● **Task**
Could you turn the lines starting at the beginning of the records and ending at the line containing "963, 424, 978]" into a JSON list of strings, one string per line and skipping blank lines?

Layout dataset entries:
══════════════════════════════

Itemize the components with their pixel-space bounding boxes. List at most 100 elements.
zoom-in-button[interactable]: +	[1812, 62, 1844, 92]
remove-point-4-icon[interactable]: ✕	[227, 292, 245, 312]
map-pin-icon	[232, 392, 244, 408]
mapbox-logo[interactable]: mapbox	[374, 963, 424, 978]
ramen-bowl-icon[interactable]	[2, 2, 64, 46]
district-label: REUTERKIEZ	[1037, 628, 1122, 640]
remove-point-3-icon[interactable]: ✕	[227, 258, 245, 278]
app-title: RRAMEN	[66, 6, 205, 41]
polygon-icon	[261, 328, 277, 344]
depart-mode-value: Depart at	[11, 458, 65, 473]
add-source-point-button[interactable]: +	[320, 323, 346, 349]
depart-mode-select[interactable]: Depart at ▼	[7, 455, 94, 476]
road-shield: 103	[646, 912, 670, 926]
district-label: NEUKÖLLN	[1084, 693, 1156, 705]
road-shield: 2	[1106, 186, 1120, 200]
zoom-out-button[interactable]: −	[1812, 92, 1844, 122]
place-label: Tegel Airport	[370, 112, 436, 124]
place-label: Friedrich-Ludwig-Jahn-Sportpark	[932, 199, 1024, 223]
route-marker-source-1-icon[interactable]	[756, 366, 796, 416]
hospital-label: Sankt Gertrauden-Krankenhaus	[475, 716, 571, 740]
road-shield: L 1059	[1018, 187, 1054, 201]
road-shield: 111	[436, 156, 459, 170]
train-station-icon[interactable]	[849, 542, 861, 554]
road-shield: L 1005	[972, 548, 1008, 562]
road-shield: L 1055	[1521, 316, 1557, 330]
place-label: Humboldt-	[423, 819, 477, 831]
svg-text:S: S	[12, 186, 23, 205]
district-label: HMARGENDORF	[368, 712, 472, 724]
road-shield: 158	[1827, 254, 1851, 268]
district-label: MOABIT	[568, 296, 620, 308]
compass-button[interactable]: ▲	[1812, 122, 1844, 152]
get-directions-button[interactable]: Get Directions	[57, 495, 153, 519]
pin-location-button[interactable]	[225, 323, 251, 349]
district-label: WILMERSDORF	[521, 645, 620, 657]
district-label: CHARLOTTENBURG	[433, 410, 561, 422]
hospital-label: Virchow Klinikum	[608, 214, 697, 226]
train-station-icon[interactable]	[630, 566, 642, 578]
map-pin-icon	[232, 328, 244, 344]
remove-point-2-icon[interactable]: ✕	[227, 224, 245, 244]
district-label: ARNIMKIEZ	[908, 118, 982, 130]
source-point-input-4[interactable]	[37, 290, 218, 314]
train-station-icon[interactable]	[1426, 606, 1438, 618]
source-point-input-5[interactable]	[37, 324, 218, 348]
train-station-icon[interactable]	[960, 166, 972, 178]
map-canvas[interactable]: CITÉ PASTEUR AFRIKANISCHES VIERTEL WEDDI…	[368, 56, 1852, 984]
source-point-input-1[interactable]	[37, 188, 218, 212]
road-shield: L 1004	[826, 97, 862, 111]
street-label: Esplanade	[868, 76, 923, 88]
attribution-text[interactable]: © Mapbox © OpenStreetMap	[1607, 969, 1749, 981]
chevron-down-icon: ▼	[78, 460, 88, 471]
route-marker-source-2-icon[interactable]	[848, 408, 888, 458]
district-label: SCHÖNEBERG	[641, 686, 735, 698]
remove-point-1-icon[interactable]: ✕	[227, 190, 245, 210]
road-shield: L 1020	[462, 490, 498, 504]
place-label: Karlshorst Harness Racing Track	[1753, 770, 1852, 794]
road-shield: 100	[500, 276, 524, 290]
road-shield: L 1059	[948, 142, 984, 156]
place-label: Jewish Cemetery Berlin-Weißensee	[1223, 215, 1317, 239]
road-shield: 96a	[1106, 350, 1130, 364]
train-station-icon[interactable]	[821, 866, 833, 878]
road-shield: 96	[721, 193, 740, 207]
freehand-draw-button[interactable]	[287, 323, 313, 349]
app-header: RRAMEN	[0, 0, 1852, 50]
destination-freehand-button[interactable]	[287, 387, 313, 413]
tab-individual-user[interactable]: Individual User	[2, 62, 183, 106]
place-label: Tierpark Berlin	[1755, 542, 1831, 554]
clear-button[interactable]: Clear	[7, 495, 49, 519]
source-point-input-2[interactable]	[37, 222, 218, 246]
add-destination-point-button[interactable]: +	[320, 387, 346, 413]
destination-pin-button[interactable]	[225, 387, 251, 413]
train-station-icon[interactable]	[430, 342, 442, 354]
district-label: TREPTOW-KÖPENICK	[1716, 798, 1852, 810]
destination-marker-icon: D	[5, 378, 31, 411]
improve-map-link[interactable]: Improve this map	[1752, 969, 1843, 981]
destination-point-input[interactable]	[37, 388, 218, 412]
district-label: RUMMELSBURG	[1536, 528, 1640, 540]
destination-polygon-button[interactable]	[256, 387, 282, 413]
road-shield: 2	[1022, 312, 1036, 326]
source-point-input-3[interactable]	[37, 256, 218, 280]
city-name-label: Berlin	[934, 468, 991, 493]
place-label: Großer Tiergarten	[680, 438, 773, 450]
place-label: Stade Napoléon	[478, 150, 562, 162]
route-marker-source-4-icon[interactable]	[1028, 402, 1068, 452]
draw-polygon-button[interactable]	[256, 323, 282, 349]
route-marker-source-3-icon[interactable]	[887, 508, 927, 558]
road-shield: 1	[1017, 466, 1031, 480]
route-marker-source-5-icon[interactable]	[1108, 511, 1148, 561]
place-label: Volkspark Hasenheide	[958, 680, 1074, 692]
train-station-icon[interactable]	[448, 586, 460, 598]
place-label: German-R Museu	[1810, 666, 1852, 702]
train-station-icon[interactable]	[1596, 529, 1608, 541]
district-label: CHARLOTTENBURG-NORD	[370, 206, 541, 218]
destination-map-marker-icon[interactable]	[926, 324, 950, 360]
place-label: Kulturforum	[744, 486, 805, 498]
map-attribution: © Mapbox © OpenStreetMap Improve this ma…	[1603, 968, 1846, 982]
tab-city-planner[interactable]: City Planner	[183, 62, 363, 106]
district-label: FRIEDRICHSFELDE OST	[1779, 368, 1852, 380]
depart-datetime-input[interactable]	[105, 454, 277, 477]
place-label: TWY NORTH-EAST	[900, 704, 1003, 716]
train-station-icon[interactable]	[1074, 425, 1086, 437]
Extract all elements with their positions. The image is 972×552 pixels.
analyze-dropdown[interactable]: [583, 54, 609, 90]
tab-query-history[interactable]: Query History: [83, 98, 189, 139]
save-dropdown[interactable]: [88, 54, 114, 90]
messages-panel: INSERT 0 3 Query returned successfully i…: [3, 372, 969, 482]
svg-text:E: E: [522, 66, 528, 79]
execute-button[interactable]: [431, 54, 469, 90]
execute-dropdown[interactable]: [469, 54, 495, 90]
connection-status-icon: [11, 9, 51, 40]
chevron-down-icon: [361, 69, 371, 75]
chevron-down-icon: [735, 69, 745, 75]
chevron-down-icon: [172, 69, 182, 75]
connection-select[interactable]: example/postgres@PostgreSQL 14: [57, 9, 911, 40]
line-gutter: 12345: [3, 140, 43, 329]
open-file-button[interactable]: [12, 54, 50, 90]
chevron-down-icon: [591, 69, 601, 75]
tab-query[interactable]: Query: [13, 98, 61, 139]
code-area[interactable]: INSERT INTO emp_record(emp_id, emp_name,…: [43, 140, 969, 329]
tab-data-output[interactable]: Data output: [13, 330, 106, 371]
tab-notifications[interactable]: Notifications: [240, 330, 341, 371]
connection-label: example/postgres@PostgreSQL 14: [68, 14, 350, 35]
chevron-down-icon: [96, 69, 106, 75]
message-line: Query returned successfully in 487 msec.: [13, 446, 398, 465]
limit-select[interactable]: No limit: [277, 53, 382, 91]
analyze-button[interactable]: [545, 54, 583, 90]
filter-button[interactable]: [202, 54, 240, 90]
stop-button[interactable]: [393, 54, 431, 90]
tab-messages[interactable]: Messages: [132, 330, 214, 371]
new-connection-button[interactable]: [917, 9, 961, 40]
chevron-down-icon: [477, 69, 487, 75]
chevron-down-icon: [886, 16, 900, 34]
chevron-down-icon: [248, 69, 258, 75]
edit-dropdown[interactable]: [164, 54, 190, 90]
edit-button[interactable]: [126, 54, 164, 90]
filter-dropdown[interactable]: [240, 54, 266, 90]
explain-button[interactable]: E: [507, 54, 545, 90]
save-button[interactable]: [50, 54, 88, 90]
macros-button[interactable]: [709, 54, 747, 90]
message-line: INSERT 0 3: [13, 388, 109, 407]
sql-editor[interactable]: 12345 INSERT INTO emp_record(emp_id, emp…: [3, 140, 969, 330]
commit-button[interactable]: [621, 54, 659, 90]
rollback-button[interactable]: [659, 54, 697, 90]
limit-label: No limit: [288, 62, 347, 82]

══════════════════════════════

● **Task output**
[
  "Itemize the components with their pixel-space bounding boxes. List at most 100 elements.",
  "zoom-in-button[interactable]: +\t[1812, 62, 1844, 92]",
  "remove-point-4-icon[interactable]: ✕\t[227, 292, 245, 312]",
  "map-pin-icon\t[232, 392, 244, 408]",
  "mapbox-logo[interactable]: mapbox\t[374, 963, 424, 978]"
]